Task brief
From the data that follows, report how many lines hold the string "IBK기업은행", giving only the number.

Data for processing
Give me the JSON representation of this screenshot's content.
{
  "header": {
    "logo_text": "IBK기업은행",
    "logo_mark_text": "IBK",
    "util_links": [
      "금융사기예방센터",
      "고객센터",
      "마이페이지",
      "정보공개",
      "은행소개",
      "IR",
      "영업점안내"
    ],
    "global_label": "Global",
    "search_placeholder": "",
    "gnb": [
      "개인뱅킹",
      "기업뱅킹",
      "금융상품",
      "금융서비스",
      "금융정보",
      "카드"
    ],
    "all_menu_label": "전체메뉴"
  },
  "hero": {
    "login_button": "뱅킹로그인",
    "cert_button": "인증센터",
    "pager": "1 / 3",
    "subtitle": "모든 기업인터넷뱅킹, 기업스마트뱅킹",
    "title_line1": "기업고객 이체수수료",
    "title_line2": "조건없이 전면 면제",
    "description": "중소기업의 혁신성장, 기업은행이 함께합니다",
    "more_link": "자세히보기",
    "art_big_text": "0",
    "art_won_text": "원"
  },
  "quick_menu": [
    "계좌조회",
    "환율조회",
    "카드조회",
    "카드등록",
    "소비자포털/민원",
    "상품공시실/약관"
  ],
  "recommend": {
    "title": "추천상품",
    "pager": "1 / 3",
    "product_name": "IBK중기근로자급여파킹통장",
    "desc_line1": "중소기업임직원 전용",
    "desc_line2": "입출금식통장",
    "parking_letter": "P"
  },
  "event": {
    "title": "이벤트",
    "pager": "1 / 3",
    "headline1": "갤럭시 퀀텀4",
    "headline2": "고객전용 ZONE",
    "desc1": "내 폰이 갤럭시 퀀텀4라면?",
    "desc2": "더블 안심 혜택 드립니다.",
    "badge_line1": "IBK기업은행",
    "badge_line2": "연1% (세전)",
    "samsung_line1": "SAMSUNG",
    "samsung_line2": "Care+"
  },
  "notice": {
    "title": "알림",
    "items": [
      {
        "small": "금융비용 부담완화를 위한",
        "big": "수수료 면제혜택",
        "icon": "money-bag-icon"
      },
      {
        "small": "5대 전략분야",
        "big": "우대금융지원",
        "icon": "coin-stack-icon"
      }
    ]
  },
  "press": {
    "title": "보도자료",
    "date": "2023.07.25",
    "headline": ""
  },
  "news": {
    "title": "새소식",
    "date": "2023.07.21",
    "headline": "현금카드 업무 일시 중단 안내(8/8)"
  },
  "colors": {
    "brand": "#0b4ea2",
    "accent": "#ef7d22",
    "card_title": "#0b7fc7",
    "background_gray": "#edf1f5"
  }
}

Output
2